- [Material to process]
[Begin]

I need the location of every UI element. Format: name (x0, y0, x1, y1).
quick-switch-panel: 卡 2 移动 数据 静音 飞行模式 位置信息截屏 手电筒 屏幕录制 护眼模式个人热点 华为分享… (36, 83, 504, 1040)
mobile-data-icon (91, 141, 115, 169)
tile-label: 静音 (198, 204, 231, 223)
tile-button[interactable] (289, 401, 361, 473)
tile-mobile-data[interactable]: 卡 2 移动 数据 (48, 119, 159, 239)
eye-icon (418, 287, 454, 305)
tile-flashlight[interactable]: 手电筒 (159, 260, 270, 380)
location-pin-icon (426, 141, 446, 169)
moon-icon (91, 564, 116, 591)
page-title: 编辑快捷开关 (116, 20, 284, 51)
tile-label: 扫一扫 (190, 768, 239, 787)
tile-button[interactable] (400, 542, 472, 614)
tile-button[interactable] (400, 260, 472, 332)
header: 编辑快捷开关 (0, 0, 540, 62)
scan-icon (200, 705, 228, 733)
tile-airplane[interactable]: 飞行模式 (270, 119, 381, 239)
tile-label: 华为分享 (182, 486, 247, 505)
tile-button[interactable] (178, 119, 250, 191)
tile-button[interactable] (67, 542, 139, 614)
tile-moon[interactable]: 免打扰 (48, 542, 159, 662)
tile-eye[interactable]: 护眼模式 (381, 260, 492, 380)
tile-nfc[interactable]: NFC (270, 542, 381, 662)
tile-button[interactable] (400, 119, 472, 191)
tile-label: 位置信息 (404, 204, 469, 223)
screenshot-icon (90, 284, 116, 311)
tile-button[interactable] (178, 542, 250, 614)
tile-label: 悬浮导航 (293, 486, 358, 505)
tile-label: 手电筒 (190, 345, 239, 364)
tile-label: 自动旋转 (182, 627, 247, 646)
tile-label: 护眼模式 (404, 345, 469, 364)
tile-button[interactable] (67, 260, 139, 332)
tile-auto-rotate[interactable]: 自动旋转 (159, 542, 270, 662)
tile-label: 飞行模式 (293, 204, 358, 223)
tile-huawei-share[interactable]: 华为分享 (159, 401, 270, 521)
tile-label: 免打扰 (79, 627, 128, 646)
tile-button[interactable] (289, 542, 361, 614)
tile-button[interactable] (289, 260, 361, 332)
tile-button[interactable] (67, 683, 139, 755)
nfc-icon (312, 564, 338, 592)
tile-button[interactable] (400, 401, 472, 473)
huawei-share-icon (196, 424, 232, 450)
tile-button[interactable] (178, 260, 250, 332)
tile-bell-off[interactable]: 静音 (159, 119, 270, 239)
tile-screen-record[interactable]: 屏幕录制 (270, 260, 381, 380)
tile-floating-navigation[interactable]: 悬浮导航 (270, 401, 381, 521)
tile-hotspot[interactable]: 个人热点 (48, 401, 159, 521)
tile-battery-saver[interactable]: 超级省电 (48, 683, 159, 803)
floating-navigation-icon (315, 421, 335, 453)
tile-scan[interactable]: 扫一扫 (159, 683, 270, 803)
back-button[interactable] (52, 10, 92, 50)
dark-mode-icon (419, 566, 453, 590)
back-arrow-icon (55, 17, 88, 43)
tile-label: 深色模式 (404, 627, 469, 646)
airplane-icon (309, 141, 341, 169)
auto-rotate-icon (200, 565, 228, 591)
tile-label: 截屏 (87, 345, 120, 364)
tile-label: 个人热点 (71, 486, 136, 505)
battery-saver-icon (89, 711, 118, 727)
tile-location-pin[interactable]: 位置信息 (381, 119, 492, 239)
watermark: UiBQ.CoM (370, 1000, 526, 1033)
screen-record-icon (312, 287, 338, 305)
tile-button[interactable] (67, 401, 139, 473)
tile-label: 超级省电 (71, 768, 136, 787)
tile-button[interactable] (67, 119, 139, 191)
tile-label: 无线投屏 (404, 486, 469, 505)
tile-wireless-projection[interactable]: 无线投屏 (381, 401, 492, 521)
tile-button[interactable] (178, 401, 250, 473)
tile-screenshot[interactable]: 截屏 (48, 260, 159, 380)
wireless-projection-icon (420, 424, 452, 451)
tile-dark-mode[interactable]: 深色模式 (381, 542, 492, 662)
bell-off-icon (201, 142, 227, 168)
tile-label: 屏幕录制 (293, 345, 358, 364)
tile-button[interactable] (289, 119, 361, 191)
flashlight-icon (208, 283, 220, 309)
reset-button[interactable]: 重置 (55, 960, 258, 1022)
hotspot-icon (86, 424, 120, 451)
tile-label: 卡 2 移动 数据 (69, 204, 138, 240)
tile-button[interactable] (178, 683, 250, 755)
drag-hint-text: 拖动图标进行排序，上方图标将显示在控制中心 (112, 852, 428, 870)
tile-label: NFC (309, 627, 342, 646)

[End]

- [What you are asked to do] Put the records, from their first line through the line containing "tile-label: 自动旋转 (182, 627, 247, 646)", into a JSON list of strings, one string per line, with blank lines omitted.

- [Response to the exercise]
[
  "I need the location of every UI element. Format: name (x0, y0, x1, y1).",
  "quick-switch-panel: 卡 2 移动 数据 静音 飞行模式 位置信息截屏 手电筒 屏幕录制 护眼模式个人热点 华为分享… (36, 83, 504, 1040)",
  "mobile-data-icon (91, 141, 115, 169)",
  "tile-label: 静音 (198, 204, 231, 223)",
  "tile-button[interactable] (289, 401, 361, 473)",
  "tile-mobile-data[interactable]: 卡 2 移动 数据 (48, 119, 159, 239)",
  "eye-icon (418, 287, 454, 305)",
  "tile-flashlight[interactable]: 手电筒 (159, 260, 270, 380)",
  "location-pin-icon (426, 141, 446, 169)",
  "moon-icon (91, 564, 116, 591)",
  "page-title: 编辑快捷开关 (116, 20, 284, 51)",
  "tile-label: 扫一扫 (190, 768, 239, 787)",
  "tile-button[interactable] (400, 542, 472, 614)",
  "tile-button[interactable] (400, 260, 472, 332)",
  "header: 编辑快捷开关 (0, 0, 540, 62)",
  "scan-icon (200, 705, 228, 733)",
  "tile-airplane[interactable]: 飞行模式 (270, 119, 381, 239)",
  "tile-label: 华为分享 (182, 486, 247, 505)",
  "tile-button[interactable] (178, 119, 250, 191)",
  "tile-button[interactable] (67, 542, 139, 614)",
  "tile-moon[interactable]: 免打扰 (48, 542, 159, 662)",
  "tile-eye[interactable]: 护眼模式 (381, 260, 492, 380)",
  "tile-nfc[interactable]: NFC (270, 542, 381, 662)",
  "tile-button[interactable] (400, 119, 472, 191)",
  "tile-label: 位置信息 (404, 204, 469, 223)",
  "screenshot-icon (90, 284, 116, 311)",
  "tile-button[interactable] (178, 542, 250, 614)",
  "tile-label: 悬浮导航 (293, 486, 358, 505)",
  "tile-label: 手电筒 (190, 345, 239, 364)",
  "tile-label: 自动旋转 (182, 627, 247, 646)"
]